**Consigne A:**
Indiquez si chacun des énoncés suivants concorde avec l'entretien, en répondant par oui ou par non et en citant à l'identique les mots décisifs de l'entretien : (i) l'album est sorti il y a un an ; (ii) la personne interrogée travaille dans la musique depuis l'âge de 18 ans ; (iii) un deuxième album de jazz est en préparation.

**Texte:**
▶
Depuis 3 ans que nous tournons avec ce concept, je pense que nous avons bénéficié d’un bon «bouche à oreille». L’album n’est sorti qu’il y a un an et nous avons fait beaucoup de scène auparavant. De plus il n’y a pas beaucoup de chanteuses noires de mon âge en France…
Vous avez évoqué la scène française actuelle. De quels artistes vous sentez-vous proche ?
Il y a beaucoup d’artiste que j’ai rencontrés et avec lesquels j’aime travailler. De M à Sébastien Tellier en passant par Section D’assaut, Diam’s, Justice, DJ Mehdi etc…
Il y en a beaucoup…
Je travaille dans la musique depuis l’âge de 15 ans, je suis journaliste spécialisée depuis 10 ans…
J’aime la musique et il y a beaucoup d’artistes français que j’adore…
Comptez-vous continuer à élargir vos horizons musicaux ?
C’est mon quatrième album. Je viens de la soul et du R&B contemporain…
Je travaille, actuellement, sur mon quatrième album soul et mon deuxième album de jazz.
Je vais, aussi, sortir à la rentrée prochaine un E.P. avec mon groupe de rock-métal. Je suis chanteuse au sens large, c’est ce que je sais faire de mieux…
Ne trouvez-vous pas qu’il y a moins de barrières entre les genres aux USA par rapport à la France ?
◀
**Données fournies:**
▶
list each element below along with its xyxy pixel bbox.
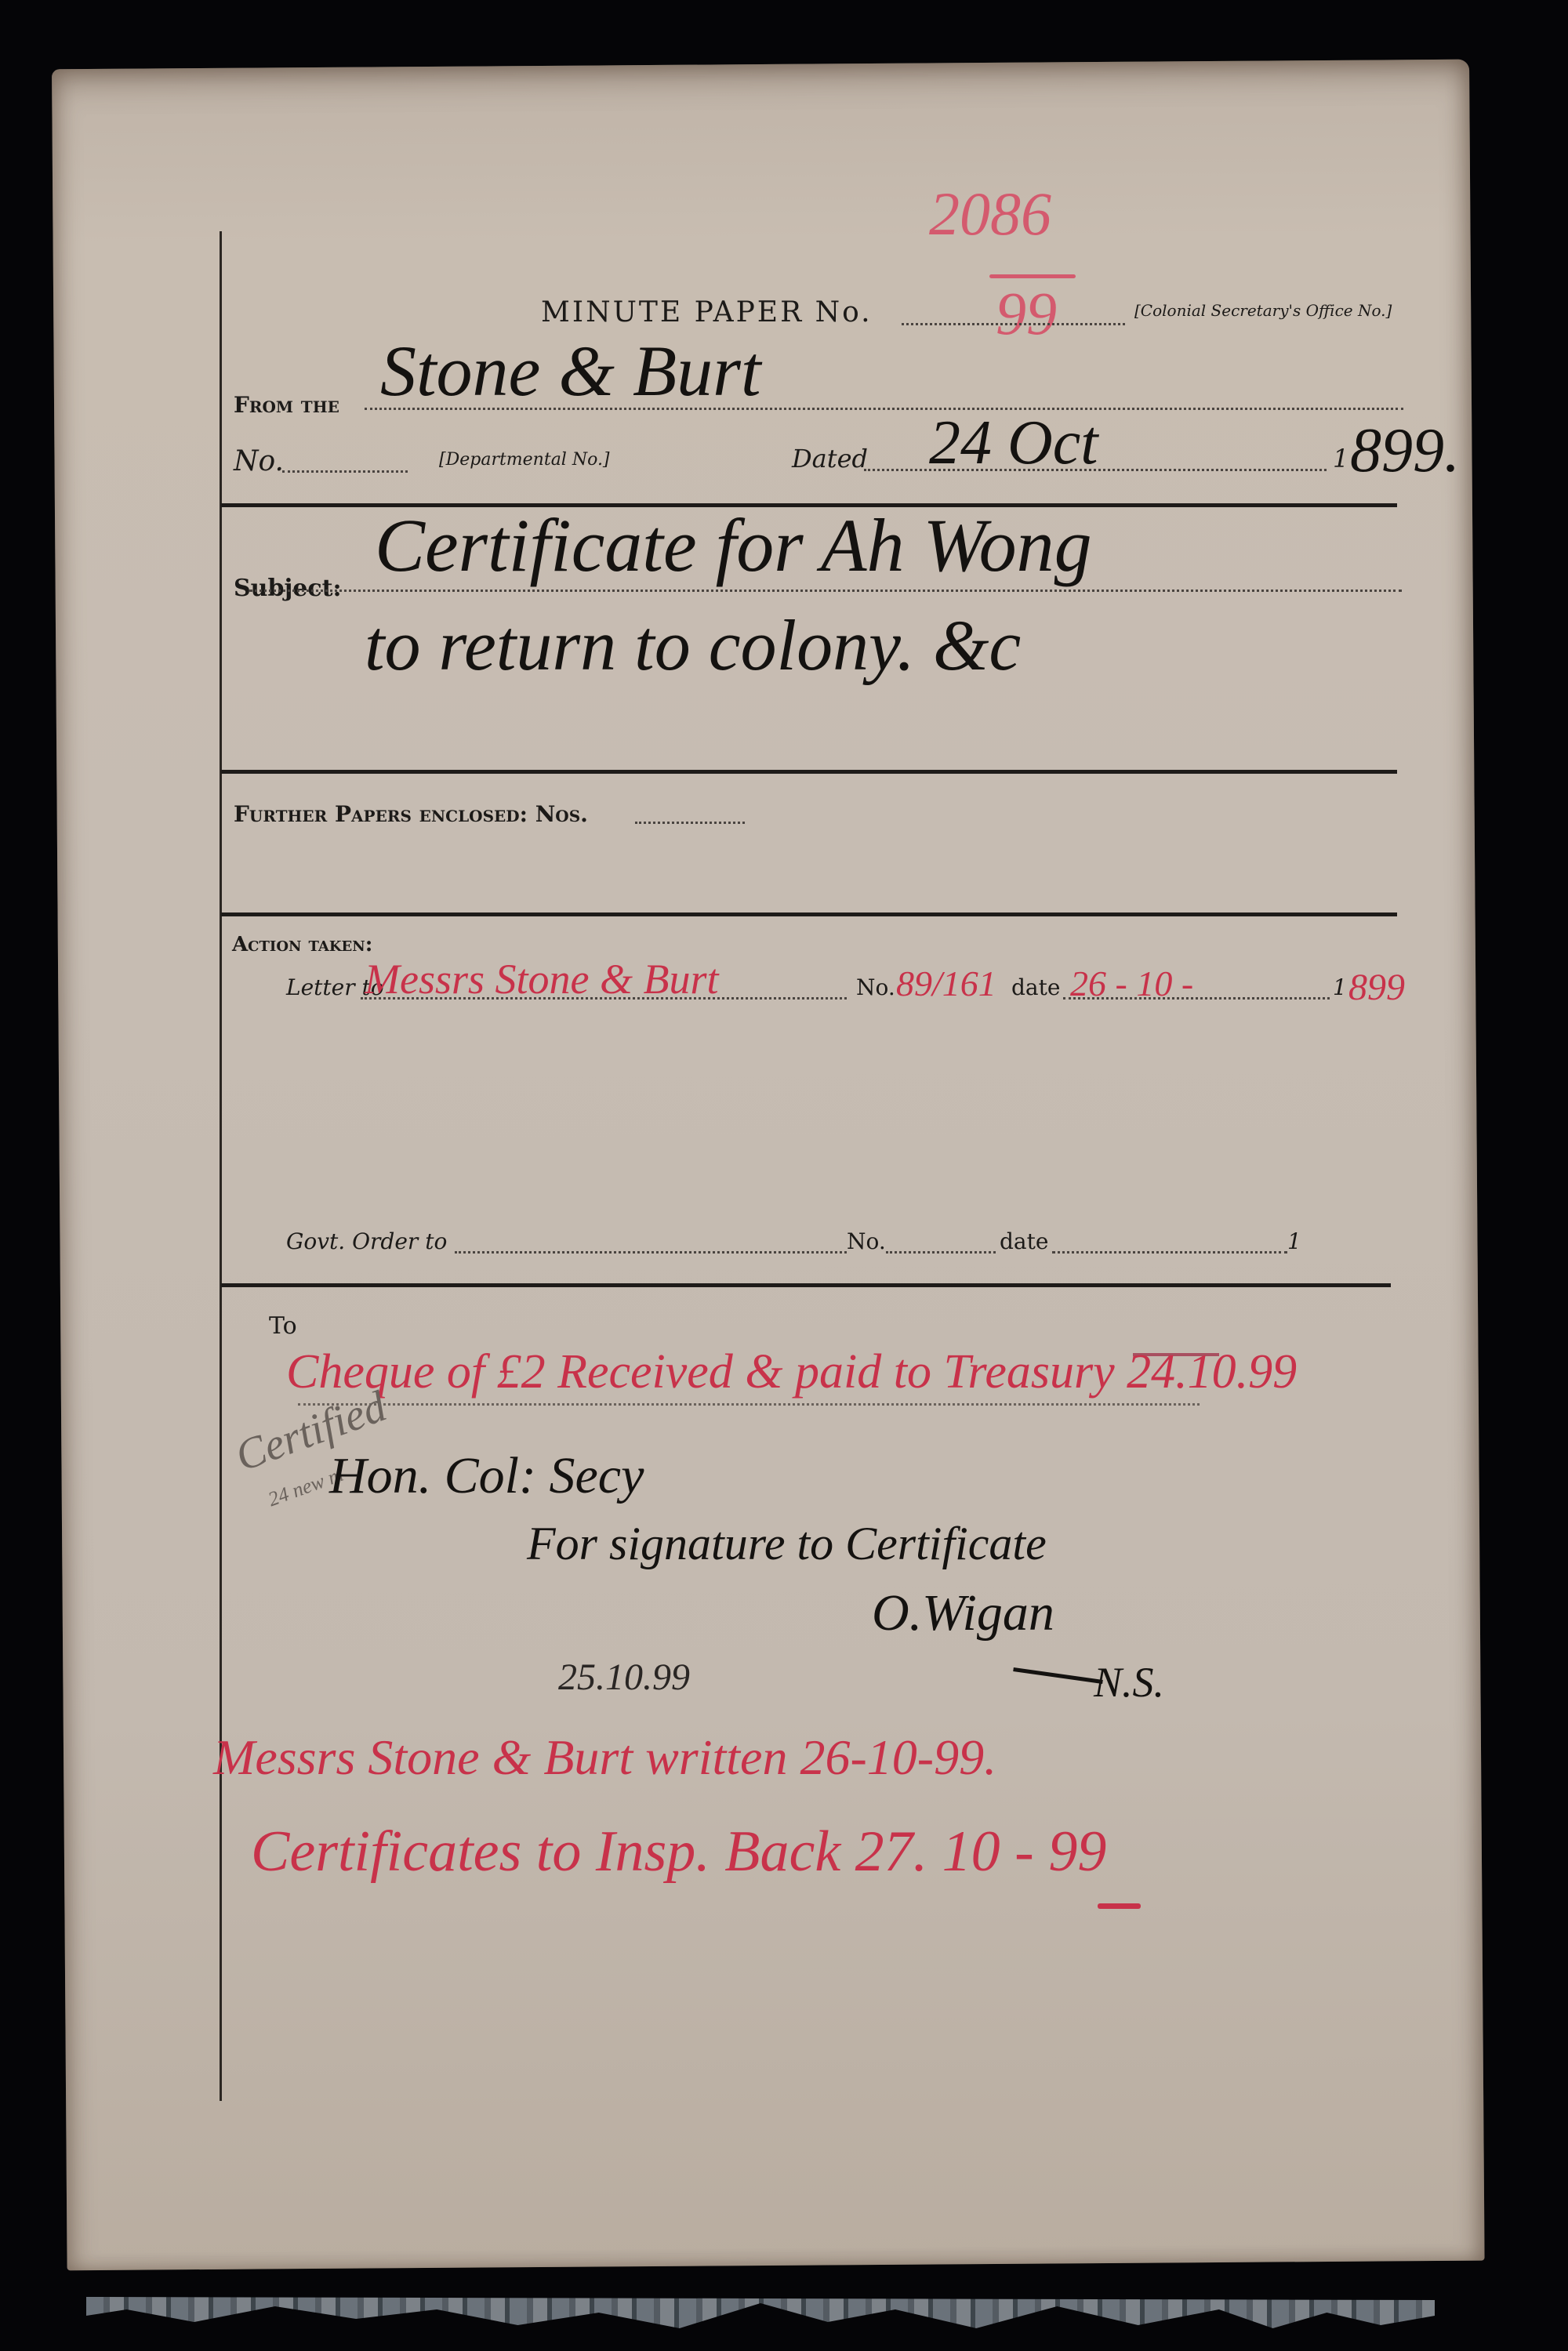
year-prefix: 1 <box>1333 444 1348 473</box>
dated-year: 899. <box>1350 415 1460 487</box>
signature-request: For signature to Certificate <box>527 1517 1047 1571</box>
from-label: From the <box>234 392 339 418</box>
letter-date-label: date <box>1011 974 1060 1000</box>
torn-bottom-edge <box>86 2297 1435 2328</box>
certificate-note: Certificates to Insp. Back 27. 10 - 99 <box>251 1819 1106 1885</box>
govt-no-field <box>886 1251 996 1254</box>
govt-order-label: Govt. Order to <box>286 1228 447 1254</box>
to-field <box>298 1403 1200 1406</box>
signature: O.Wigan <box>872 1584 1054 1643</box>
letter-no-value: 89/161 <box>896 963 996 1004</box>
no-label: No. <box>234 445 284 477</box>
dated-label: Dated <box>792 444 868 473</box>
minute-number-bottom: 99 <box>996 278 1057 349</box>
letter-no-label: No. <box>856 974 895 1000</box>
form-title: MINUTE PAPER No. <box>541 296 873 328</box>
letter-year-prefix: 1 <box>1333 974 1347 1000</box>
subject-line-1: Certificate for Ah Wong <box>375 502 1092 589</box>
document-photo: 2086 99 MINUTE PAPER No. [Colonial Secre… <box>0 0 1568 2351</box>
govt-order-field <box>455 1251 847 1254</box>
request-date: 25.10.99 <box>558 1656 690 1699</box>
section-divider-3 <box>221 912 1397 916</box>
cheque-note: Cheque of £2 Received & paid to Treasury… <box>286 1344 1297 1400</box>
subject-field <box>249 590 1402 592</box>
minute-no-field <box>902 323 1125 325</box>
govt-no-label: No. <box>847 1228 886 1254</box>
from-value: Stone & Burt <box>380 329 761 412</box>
◀
**Consigne B:**
Recopiez à l'identique les lignes des données fournies, depuis la ligne contenant « year-prefix: 1 <box>1333 444 1348 473</box> » jusqu'à la ligne contenant « govt-order-label: Govt. Order » incluse.

**Solution A:**
(i) Oui : « L’album n’est sorti qu’il y a un an ».
(ii) Non : « Je travaille dans la musique depuis l’âge de 15 ans ».
(iii) Oui : « mon deuxième album de jazz ».

**Solution B:**
year-prefix: 1 <box>1333 444 1348 473</box>
dated-year: 899. <box>1350 415 1460 487</box>
signature-request: For signature to Certificate <box>527 1517 1047 1571</box>
from-label: From the <box>234 392 339 418</box>
letter-date-label: date <box>1011 974 1060 1000</box>
torn-bottom-edge <box>86 2297 1435 2328</box>
certificate-note: Certificates to Insp. Back 27. 10 - 99 <box>251 1819 1106 1885</box>
govt-no-field <box>886 1251 996 1254</box>
govt-order-label: Govt. Order to <box>286 1228 447 1254</box>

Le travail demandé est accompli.